PROBLEM —
Repeat each record exactly as written, and drop any images.

SOURCE RECORDS —

Begin

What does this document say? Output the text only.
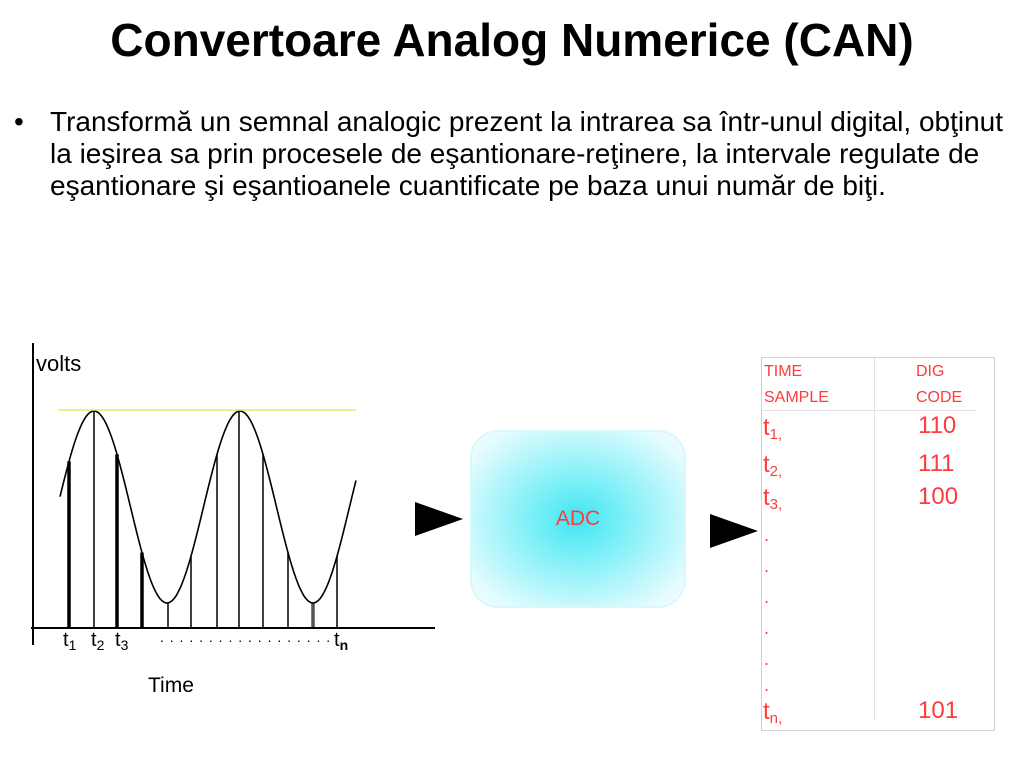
Convertoare Analog Numerice (CAN)
• Transformă un semnal analogic prezent la intrarea sa într-unul digital, obţinut la ieşirea sa prin procesele de eşantionare-reţinere, la intervale regulate de eşantionare şi eşantioanele cuantificate pe baza unui număr de biţi.
volts
$t_1$ $t_2$ $t_3$ . . . . . . . . . . . . . . . . . . $t_n$
Time
ADC
TIME
SAMPLE
DIG
CODE
$t_{1,}$	110
$t_{2,}$	111
$t_{3,}$	100
.
.
.
.
.
.
$t_{n,}$	101
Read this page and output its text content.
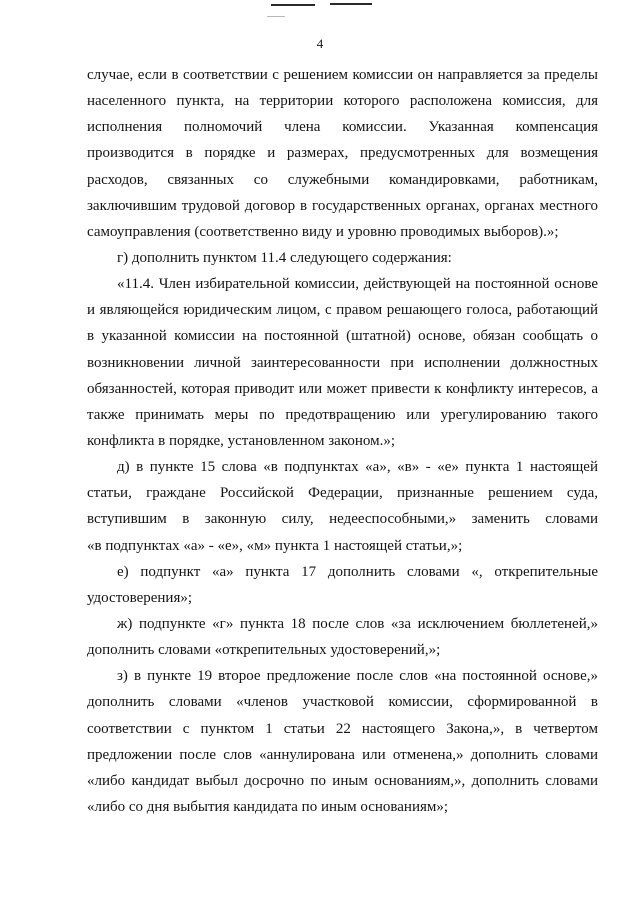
4
случае, если в соответствии с решением комиссии он направляется за пределы
населенного пункта, на территории которого расположена комиссия, для
исполнения полномочий члена комиссии. Указанная компенсация
производится в порядке и размерах, предусмотренных для возмещения
расходов, связанных со служебными командировками, работникам,
заключившим трудовой договор в государственных органах, органах местного
самоуправления (соответственно виду и уровню проводимых выборов).»;
г) дополнить пунктом 11.4 следующего содержания:
«11.4. Член избирательной комиссии, действующей на постоянной основе
и являющейся юридическим лицом, с правом решающего голоса, работающий
в указанной комиссии на постоянной (штатной) основе, обязан сообщать о
возникновении личной заинтересованности при исполнении должностных
обязанностей, которая приводит или может привести к конфликту интересов, а
также принимать меры по предотвращению или урегулированию такого
конфликта в порядке, установленном законом.»;
д) в пункте 15 слова «в подпунктах «а», «в» - «е» пункта 1 настоящей
статьи, граждане Российской Федерации, признанные решением суда,
вступившим в законную силу, недееспособными,» заменить словами
«в подпунктах «а» - «е», «м» пункта 1 настоящей статьи,»;
е) подпункт «а» пункта 17 дополнить словами «, открепительные
удостоверения»;
ж) подпункте «г» пункта 18 после слов «за исключением бюллетеней,»
дополнить словами «открепительных удостоверений,»;
з) в пункте 19 второе предложение после слов «на постоянной основе,»
дополнить словами «членов участковой комиссии, сформированной в
соответствии с пунктом 1 статьи 22 настоящего Закона,», в четвертом
предложении после слов «аннулирована или отменена,» дополнить словами
«либо кандидат выбыл досрочно по иным основаниям,», дополнить словами
«либо со дня выбытия кандидата по иным основаниям»;
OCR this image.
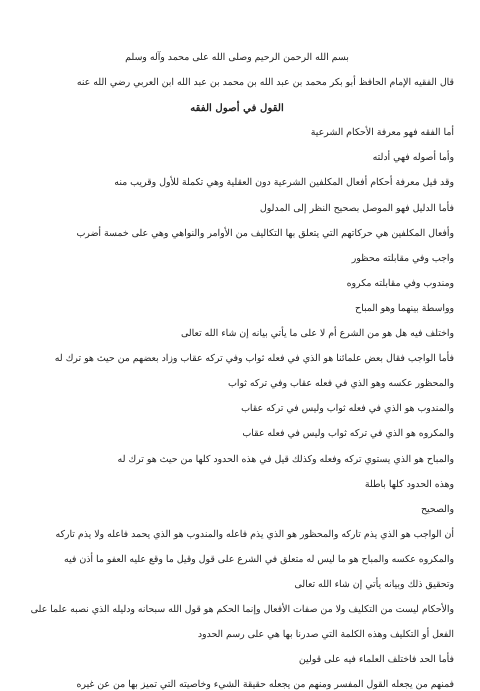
بسم الله الرحمن الرحيم وصلى الله على محمد وآله وسلم
قال الفقيه الإمام الحافظ أبو بكر محمد بن عبد الله بن محمد بن عبد الله ابن العربي رضي الله عنه
القول في أصول الفقه
أما الفقه فهو معرفة الأحكام الشرعية
وأما أصوله فهي أدلته
وقد قيل معرفة أحكام أفعال المكلفين الشرعية دون العقلية وهي تكملة للأول وقريب منه
فأما الدليل فهو الموصل بصحيح النظر إلى المدلول
وأفعال المكلفين هي حركاتهم التي يتعلق بها التكاليف من الأوامر والنواهي وهي على خمسة أضرب
واجب وفي مقابلته محظور
ومندوب وفي مقابلته مكروه
وواسطة بينهما وهو المباح
واختلف فيه هل هو من الشرع أم لا على ما يأتي بيانه إن شاء الله تعالى
فأما الواجب فقال بعض علمائنا هو الذي في فعله ثواب وفي تركه عقاب وزاد بعضهم من حيث هو ترك له
والمحظور عكسه وهو الذي في فعله عقاب وفي تركه ثواب
والمندوب هو الذي في فعله ثواب وليس في تركه عقاب
والمكروه هو الذي في تركه ثواب وليس في فعله عقاب
والمباح هو الذي يستوي تركه وفعله وكذلك قيل في هذه الحدود كلها من حيث هو ترك له
وهذه الحدود كلها باطلة
والصحيح
أن الواجب هو الذي يذم تاركه والمحظور هو الذي يذم فاعله والمندوب هو الذي يحمد فاعله ولا يذم تاركه
والمكروه عكسه والمباح هو ما ليس له متعلق في الشرع على قول وقيل ما وقع عليه العفو ما أذن فيه
وتحقيق ذلك وبيانه يأتي إن شاء الله تعالى
والأحكام ليست من التكليف ولا من صفات الأفعال وإنما الحكم هو قول الله سبحانه ودليله الذي نصبه علما على
الفعل أو التكليف وهذه الكلمة التي صدرنا بها هي على رسم الحدود
فأما الحد فاختلف العلماء فيه على قولين
فمنهم من يجعله القول المفسر ومنهم من يجعله حقيقة الشيء وخاصيته التي تميز بها من عن غيره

End

SOLUTION TO THIS TASK —
What does this document say? Output the text only.
Convertoare Analog Numerice (CAN)
• Transformă un semnal analogic prezent la intrarea sa într-unul digital, obţinut la ieşirea sa prin procesele de eşantionare-reţinere, la intervale regulate de eşantionare şi eşantioanele cuantificate pe baza unui număr de biţi.
volts
$t_1$ $t_2$ $t_3$ . . . . . . . . . . . . . . . . . . $t_n$
Time
ADC
TIME
SAMPLE
DIG
CODE
$t_{1,}$	110
$t_{2,}$	111
$t_{3,}$	100
.
.
.
.
.
.
$t_{n,}$	101
Read this page and output its text content.
4
случае, если в соответствии с решением комиссии он направляется за пределы
населенного пункта, на территории которого расположена комиссия, для
исполнения полномочий члена комиссии. Указанная компенсация
производится в порядке и размерах, предусмотренных для возмещения
расходов, связанных со служебными командировками, работникам,
заключившим трудовой договор в государственных органах, органах местного
самоуправления (соответственно виду и уровню проводимых выборов).»;
г) дополнить пунктом 11.4 следующего содержания:
«11.4. Член избирательной комиссии, действующей на постоянной основе
и являющейся юридическим лицом, с правом решающего голоса, работающий
в указанной комиссии на постоянной (штатной) основе, обязан сообщать о
возникновении личной заинтересованности при исполнении должностных
обязанностей, которая приводит или может привести к конфликту интересов, а
также принимать меры по предотвращению или урегулированию такого
конфликта в порядке, установленном законом.»;
д) в пункте 15 слова «в подпунктах «а», «в» - «е» пункта 1 настоящей
статьи, граждане Российской Федерации, признанные решением суда,
вступившим в законную силу, недееспособными,» заменить словами
«в подпунктах «а» - «е», «м» пункта 1 настоящей статьи,»;
е) подпункт «а» пункта 17 дополнить словами «, открепительные
удостоверения»;
ж) подпункте «г» пункта 18 после слов «за исключением бюллетеней,»
дополнить словами «открепительных удостоверений,»;
з) в пункте 19 второе предложение после слов «на постоянной основе,»
дополнить словами «членов участковой комиссии, сформированной в
соответствии с пунктом 1 статьи 22 настоящего Закона,», в четвертом
предложении после слов «аннулирована или отменена,» дополнить словами
«либо кандидат выбыл досрочно по иным основаниям,», дополнить словами
«либо со дня выбытия кандидата по иным основаниям»;
OCR this image.
بسم الله الرحمن الرحيم وصلى الله على محمد وآله وسلم
قال الفقيه الإمام الحافظ أبو بكر محمد بن عبد الله بن محمد بن عبد الله ابن العربي رضي الله عنه
القول في أصول الفقه
أما الفقه فهو معرفة الأحكام الشرعية
وأما أصوله فهي أدلته
وقد قيل معرفة أحكام أفعال المكلفين الشرعية دون العقلية وهي تكملة للأول وقريب منه
فأما الدليل فهو الموصل بصحيح النظر إلى المدلول
وأفعال المكلفين هي حركاتهم التي يتعلق بها التكاليف من الأوامر والنواهي وهي على خمسة أضرب
واجب وفي مقابلته محظور
ومندوب وفي مقابلته مكروه
وواسطة بينهما وهو المباح
واختلف فيه هل هو من الشرع أم لا على ما يأتي بيانه إن شاء الله تعالى
فأما الواجب فقال بعض علمائنا هو الذي في فعله ثواب وفي تركه عقاب وزاد بعضهم من حيث هو ترك له
والمحظور عكسه وهو الذي في فعله عقاب وفي تركه ثواب
والمندوب هو الذي في فعله ثواب وليس في تركه عقاب
والمكروه هو الذي في تركه ثواب وليس في فعله عقاب
والمباح هو الذي يستوي تركه وفعله وكذلك قيل في هذه الحدود كلها من حيث هو ترك له
وهذه الحدود كلها باطلة
والصحيح
أن الواجب هو الذي يذم تاركه والمحظور هو الذي يذم فاعله والمندوب هو الذي يحمد فاعله ولا يذم تاركه
والمكروه عكسه والمباح هو ما ليس له متعلق في الشرع على قول وقيل ما وقع عليه العفو ما أذن فيه
وتحقيق ذلك وبيانه يأتي إن شاء الله تعالى
والأحكام ليست من التكليف ولا من صفات الأفعال وإنما الحكم هو قول الله سبحانه ودليله الذي نصبه علما على
الفعل أو التكليف وهذه الكلمة التي صدرنا بها هي على رسم الحدود
فأما الحد فاختلف العلماء فيه على قولين
فمنهم من يجعله القول المفسر ومنهم من يجعله حقيقة الشيء وخاصيته التي تميز بها من عن غيره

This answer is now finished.